Pictures should be excluded; otherwise, copy every entry exactly.

Stored items from a collection ▸
## START

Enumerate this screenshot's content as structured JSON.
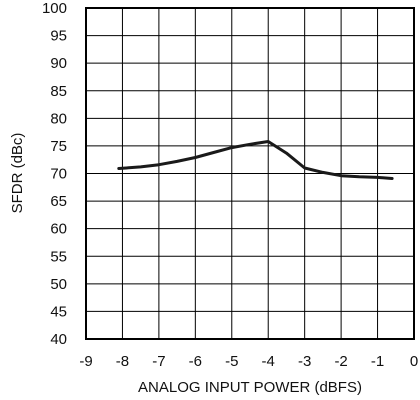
{
  "chart_data": {
    "type": "line",
    "xlabel": "ANALOG INPUT POWER (dBFS)",
    "ylabel": "SFDR (dBc)",
    "xlim": [
      -9,
      0
    ],
    "ylim": [
      40,
      100
    ],
    "x_ticks": [
      "-9",
      "-8",
      "-7",
      "-6",
      "-5",
      "-4",
      "-3",
      "-2",
      "-1",
      "0"
    ],
    "y_ticks": [
      "40",
      "45",
      "50",
      "55",
      "60",
      "65",
      "70",
      "75",
      "80",
      "85",
      "90",
      "95",
      "100"
    ],
    "grid": true,
    "line_color": "#1a1a1a",
    "series": [
      {
        "x": [
          -8.1,
          -7.5,
          -7.0,
          -6.5,
          -6.0,
          -5.5,
          -5.0,
          -4.5,
          -4.0,
          -3.5,
          -3.0,
          -2.5,
          -2.0,
          -1.5,
          -1.0,
          -0.6
        ],
        "y": [
          70.9,
          71.2,
          71.6,
          72.2,
          72.9,
          73.8,
          74.7,
          75.3,
          75.8,
          73.7,
          71.0,
          70.2,
          69.6,
          69.4,
          69.3,
          69.1
        ]
      }
    ]
  }
}
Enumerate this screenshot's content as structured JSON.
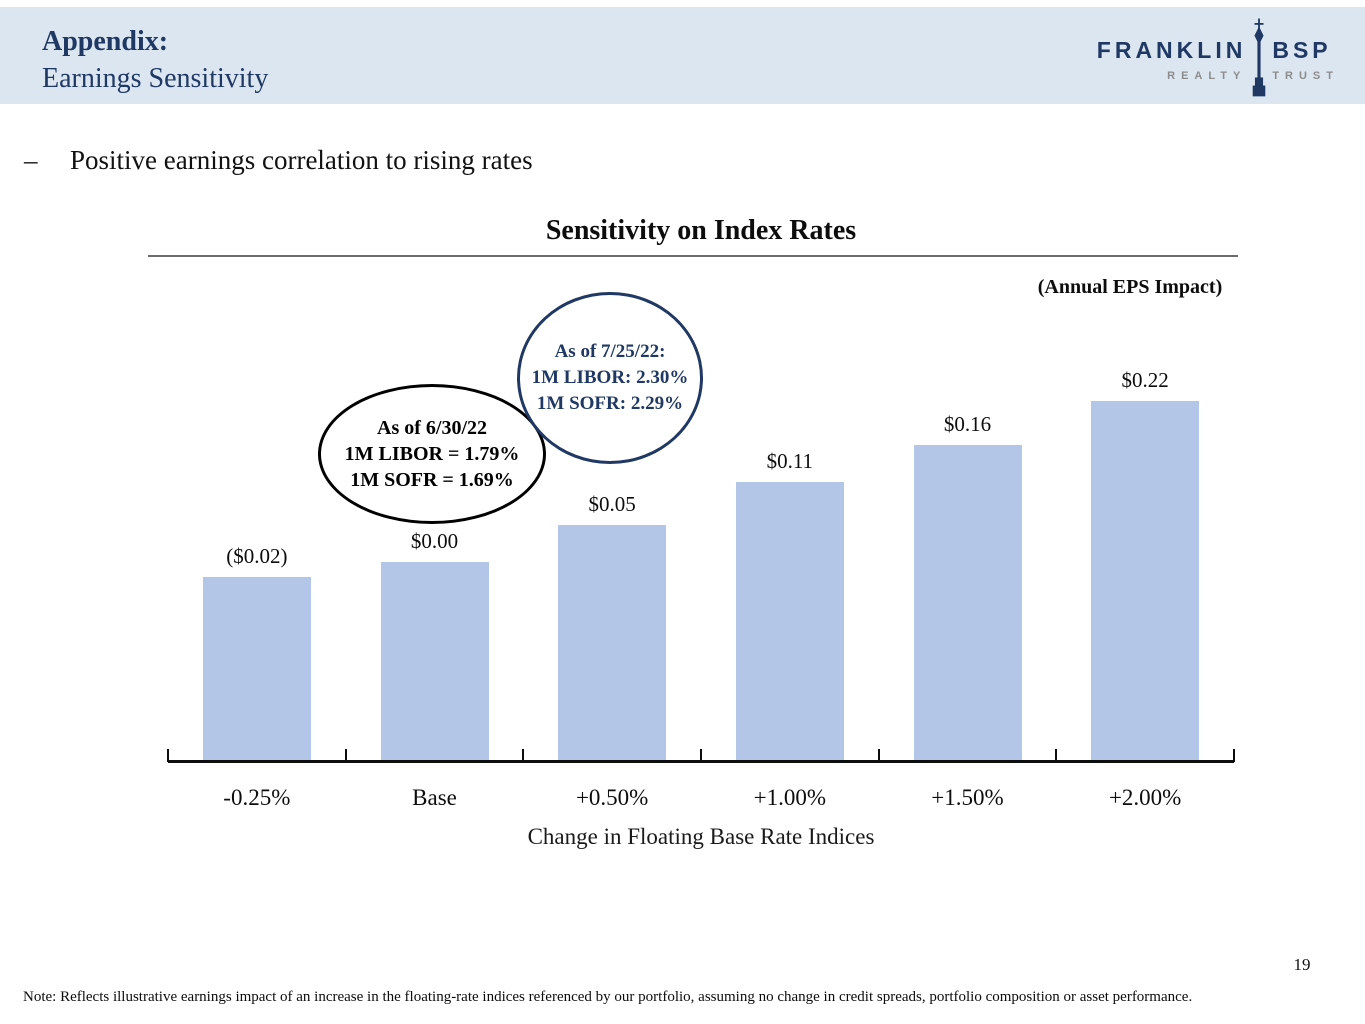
{
  "slide": {
    "header": {
      "title_bold": "Appendix:",
      "title_regular": "Earnings Sensitivity"
    },
    "logo": {
      "word1": "FRANKLIN",
      "word2": "BSP",
      "tagline1": "REALTY",
      "tagline2": "TRUST"
    },
    "bullet": {
      "marker": "–",
      "text": "Positive earnings correlation to rising rates"
    },
    "page_number": "19",
    "footer_note": "Note: Reflects illustrative earnings impact of an increase in the floating-rate indices referenced by our portfolio, assuming no change in credit spreads, portfolio composition or asset performance."
  },
  "chart_data": {
    "type": "bar",
    "title": "Sensitivity on Index Rates",
    "units_label": "(Annual EPS Impact)",
    "xlabel": "Change in Floating Base Rate Indices",
    "ylabel": "",
    "categories": [
      "-0.25%",
      "Base",
      "+0.50%",
      "+1.00%",
      "+1.50%",
      "+2.00%"
    ],
    "values": [
      -0.02,
      0.0,
      0.05,
      0.11,
      0.16,
      0.22
    ],
    "value_labels": [
      "($0.02)",
      "$0.00",
      "$0.05",
      "$0.11",
      "$0.16",
      "$0.22"
    ],
    "bar_color": "#b3c6e7",
    "grid": false,
    "legend_position": "none",
    "annotations": [
      {
        "shape": "black-ellipse",
        "lines": [
          "As of 6/30/22",
          "1M LIBOR = 1.79%",
          "1M SOFR = 1.69%"
        ]
      },
      {
        "shape": "blue-circle",
        "lines": [
          "As of 7/25/22:",
          "1M LIBOR: 2.30%",
          "1M SOFR: 2.29%"
        ]
      }
    ]
  },
  "colors": {
    "header_band": "#dce6f1",
    "navy": "#1f3864",
    "bar": "#b3c6e7",
    "tagline_gray": "#8c8c8c"
  }
}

## END

Exercise answer ▸
Enumerate this screenshot's content as structured JSON.
{
  "chart_data": {
    "type": "line",
    "xlabel": "ANALOG INPUT POWER (dBFS)",
    "ylabel": "SFDR (dBc)",
    "xlim": [
      -9,
      0
    ],
    "ylim": [
      40,
      100
    ],
    "x_ticks": [
      "-9",
      "-8",
      "-7",
      "-6",
      "-5",
      "-4",
      "-3",
      "-2",
      "-1",
      "0"
    ],
    "y_ticks": [
      "40",
      "45",
      "50",
      "55",
      "60",
      "65",
      "70",
      "75",
      "80",
      "85",
      "90",
      "95",
      "100"
    ],
    "grid": true,
    "line_color": "#1a1a1a",
    "series": [
      {
        "x": [
          -8.1,
          -7.5,
          -7.0,
          -6.5,
          -6.0,
          -5.5,
          -5.0,
          -4.5,
          -4.0,
          -3.5,
          -3.0,
          -2.5,
          -2.0,
          -1.5,
          -1.0,
          -0.6
        ],
        "y": [
          70.9,
          71.2,
          71.6,
          72.2,
          72.9,
          73.8,
          74.7,
          75.3,
          75.8,
          73.7,
          71.0,
          70.2,
          69.6,
          69.4,
          69.3,
          69.1
        ]
      }
    ]
  }
}
Enumerate this screenshot's content as structured JSON.
{
  "slide": {
    "header": {
      "title_bold": "Appendix:",
      "title_regular": "Earnings Sensitivity"
    },
    "logo": {
      "word1": "FRANKLIN",
      "word2": "BSP",
      "tagline1": "REALTY",
      "tagline2": "TRUST"
    },
    "bullet": {
      "marker": "–",
      "text": "Positive earnings correlation to rising rates"
    },
    "page_number": "19",
    "footer_note": "Note: Reflects illustrative earnings impact of an increase in the floating-rate indices referenced by our portfolio, assuming no change in credit spreads, portfolio composition or asset performance."
  },
  "chart_data": {
    "type": "bar",
    "title": "Sensitivity on Index Rates",
    "units_label": "(Annual EPS Impact)",
    "xlabel": "Change in Floating Base Rate Indices",
    "ylabel": "",
    "categories": [
      "-0.25%",
      "Base",
      "+0.50%",
      "+1.00%",
      "+1.50%",
      "+2.00%"
    ],
    "values": [
      -0.02,
      0.0,
      0.05,
      0.11,
      0.16,
      0.22
    ],
    "value_labels": [
      "($0.02)",
      "$0.00",
      "$0.05",
      "$0.11",
      "$0.16",
      "$0.22"
    ],
    "bar_color": "#b3c6e7",
    "grid": false,
    "legend_position": "none",
    "annotations": [
      {
        "shape": "black-ellipse",
        "lines": [
          "As of 6/30/22",
          "1M LIBOR = 1.79%",
          "1M SOFR = 1.69%"
        ]
      },
      {
        "shape": "blue-circle",
        "lines": [
          "As of 7/25/22:",
          "1M LIBOR: 2.30%",
          "1M SOFR: 2.29%"
        ]
      }
    ]
  },
  "colors": {
    "header_band": "#dce6f1",
    "navy": "#1f3864",
    "bar": "#b3c6e7",
    "tagline_gray": "#8c8c8c"
  }
}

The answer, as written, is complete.